Written request. Below are records to be output exactly, every one of them.
::: The records :::
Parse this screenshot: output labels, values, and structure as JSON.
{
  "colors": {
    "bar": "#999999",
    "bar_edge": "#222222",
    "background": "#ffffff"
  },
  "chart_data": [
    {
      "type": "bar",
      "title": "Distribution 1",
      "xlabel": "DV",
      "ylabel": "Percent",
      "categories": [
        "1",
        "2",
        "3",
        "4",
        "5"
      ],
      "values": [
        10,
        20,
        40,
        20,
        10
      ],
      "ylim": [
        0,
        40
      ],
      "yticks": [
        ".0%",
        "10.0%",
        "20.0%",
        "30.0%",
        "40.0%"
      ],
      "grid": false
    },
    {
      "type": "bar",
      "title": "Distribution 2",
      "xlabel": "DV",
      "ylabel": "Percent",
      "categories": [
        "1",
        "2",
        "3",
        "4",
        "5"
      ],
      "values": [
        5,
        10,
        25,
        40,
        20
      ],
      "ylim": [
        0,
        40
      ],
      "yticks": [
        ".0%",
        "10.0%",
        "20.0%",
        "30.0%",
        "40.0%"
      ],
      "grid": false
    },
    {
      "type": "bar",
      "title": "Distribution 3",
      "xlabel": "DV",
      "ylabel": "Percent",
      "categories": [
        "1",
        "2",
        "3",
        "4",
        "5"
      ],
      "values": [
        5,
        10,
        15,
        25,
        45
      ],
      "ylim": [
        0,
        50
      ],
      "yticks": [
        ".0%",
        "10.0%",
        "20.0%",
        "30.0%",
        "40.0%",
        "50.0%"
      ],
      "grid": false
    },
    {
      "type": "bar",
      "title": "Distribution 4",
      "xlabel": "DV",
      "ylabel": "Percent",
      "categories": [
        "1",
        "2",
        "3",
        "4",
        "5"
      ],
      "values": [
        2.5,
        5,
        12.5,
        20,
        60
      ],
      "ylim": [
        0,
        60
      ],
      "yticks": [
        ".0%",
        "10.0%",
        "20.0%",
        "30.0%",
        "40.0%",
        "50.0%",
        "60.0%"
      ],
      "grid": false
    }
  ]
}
:::
Worked answer.
Parse this screenshot: output labels, values, and structure as JSON.
{
  "colors": {
    "bar": "#999999",
    "bar_edge": "#222222",
    "background": "#ffffff"
  },
  "chart_data": [
    {
      "type": "bar",
      "title": "Distribution 1",
      "xlabel": "DV",
      "ylabel": "Percent",
      "categories": [
        "1",
        "2",
        "3",
        "4",
        "5"
      ],
      "values": [
        10,
        20,
        40,
        20,
        10
      ],
      "ylim": [
        0,
        40
      ],
      "yticks": [
        ".0%",
        "10.0%",
        "20.0%",
        "30.0%",
        "40.0%"
      ],
      "grid": false
    },
    {
      "type": "bar",
      "title": "Distribution 2",
      "xlabel": "DV",
      "ylabel": "Percent",
      "categories": [
        "1",
        "2",
        "3",
        "4",
        "5"
      ],
      "values": [
        5,
        10,
        25,
        40,
        20
      ],
      "ylim": [
        0,
        40
      ],
      "yticks": [
        ".0%",
        "10.0%",
        "20.0%",
        "30.0%",
        "40.0%"
      ],
      "grid": false
    },
    {
      "type": "bar",
      "title": "Distribution 3",
      "xlabel": "DV",
      "ylabel": "Percent",
      "categories": [
        "1",
        "2",
        "3",
        "4",
        "5"
      ],
      "values": [
        5,
        10,
        15,
        25,
        45
      ],
      "ylim": [
        0,
        50
      ],
      "yticks": [
        ".0%",
        "10.0%",
        "20.0%",
        "30.0%",
        "40.0%",
        "50.0%"
      ],
      "grid": false
    },
    {
      "type": "bar",
      "title": "Distribution 4",
      "xlabel": "DV",
      "ylabel": "Percent",
      "categories": [
        "1",
        "2",
        "3",
        "4",
        "5"
      ],
      "values": [
        2.5,
        5,
        12.5,
        20,
        60
      ],
      "ylim": [
        0,
        60
      ],
      "yticks": [
        ".0%",
        "10.0%",
        "20.0%",
        "30.0%",
        "40.0%",
        "50.0%",
        "60.0%"
      ],
      "grid": false
    }
  ]
}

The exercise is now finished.